§ Problem statement: Provide the data again in its entirety, exactly as given.

(Saved entries)

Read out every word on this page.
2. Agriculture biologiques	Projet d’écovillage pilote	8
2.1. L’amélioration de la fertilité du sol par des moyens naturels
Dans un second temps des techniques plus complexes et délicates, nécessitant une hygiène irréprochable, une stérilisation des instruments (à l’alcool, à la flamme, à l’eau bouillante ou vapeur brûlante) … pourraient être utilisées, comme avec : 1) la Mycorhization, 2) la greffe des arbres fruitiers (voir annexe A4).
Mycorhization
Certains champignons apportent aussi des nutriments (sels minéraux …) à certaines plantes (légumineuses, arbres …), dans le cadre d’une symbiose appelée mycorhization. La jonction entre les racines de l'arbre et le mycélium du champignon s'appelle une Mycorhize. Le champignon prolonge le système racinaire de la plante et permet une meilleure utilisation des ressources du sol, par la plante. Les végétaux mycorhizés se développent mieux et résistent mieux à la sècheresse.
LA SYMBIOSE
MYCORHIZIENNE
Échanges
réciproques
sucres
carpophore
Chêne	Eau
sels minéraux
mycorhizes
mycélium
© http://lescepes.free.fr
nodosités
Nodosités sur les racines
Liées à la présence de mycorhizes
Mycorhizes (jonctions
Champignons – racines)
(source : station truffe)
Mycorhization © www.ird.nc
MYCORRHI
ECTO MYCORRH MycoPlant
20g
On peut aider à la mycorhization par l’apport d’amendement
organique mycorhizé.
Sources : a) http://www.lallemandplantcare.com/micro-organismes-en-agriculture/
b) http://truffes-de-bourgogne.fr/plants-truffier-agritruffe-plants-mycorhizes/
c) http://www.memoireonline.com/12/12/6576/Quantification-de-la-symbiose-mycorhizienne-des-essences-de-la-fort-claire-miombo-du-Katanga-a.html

§ Reply:
Read out every word on this page.
2. Agriculture biologiques	Projet d’écovillage pilote	8
2.1. L’amélioration de la fertilité du sol par des moyens naturels
Dans un second temps des techniques plus complexes et délicates, nécessitant une hygiène irréprochable, une stérilisation des instruments (à l’alcool, à la flamme, à l’eau bouillante ou vapeur brûlante) … pourraient être utilisées, comme avec : 1) la Mycorhization, 2) la greffe des arbres fruitiers (voir annexe A4).
Mycorhization
Certains champignons apportent aussi des nutriments (sels minéraux …) à certaines plantes (légumineuses, arbres …), dans le cadre d’une symbiose appelée mycorhization. La jonction entre les racines de l'arbre et le mycélium du champignon s'appelle une Mycorhize. Le champignon prolonge le système racinaire de la plante et permet une meilleure utilisation des ressources du sol, par la plante. Les végétaux mycorhizés se développent mieux et résistent mieux à la sècheresse.
LA SYMBIOSE
MYCORHIZIENNE
Échanges
réciproques
sucres
carpophore
Chêne	Eau
sels minéraux
mycorhizes
mycélium
© http://lescepes.free.fr
nodosités
Nodosités sur les racines
Liées à la présence de mycorhizes
Mycorhizes (jonctions
Champignons – racines)
(source : station truffe)
Mycorhization © www.ird.nc
MYCORRHI
ECTO MYCORRH MycoPlant
20g
On peut aider à la mycorhization par l’apport d’amendement
organique mycorhizé.
Sources : a) http://www.lallemandplantcare.com/micro-organismes-en-agriculture/
b) http://truffes-de-bourgogne.fr/plants-truffier-agritruffe-plants-mycorhizes/
c) http://www.memoireonline.com/12/12/6576/Quantification-de-la-symbiose-mycorhizienne-des-essences-de-la-fort-claire-miombo-du-Katanga-a.html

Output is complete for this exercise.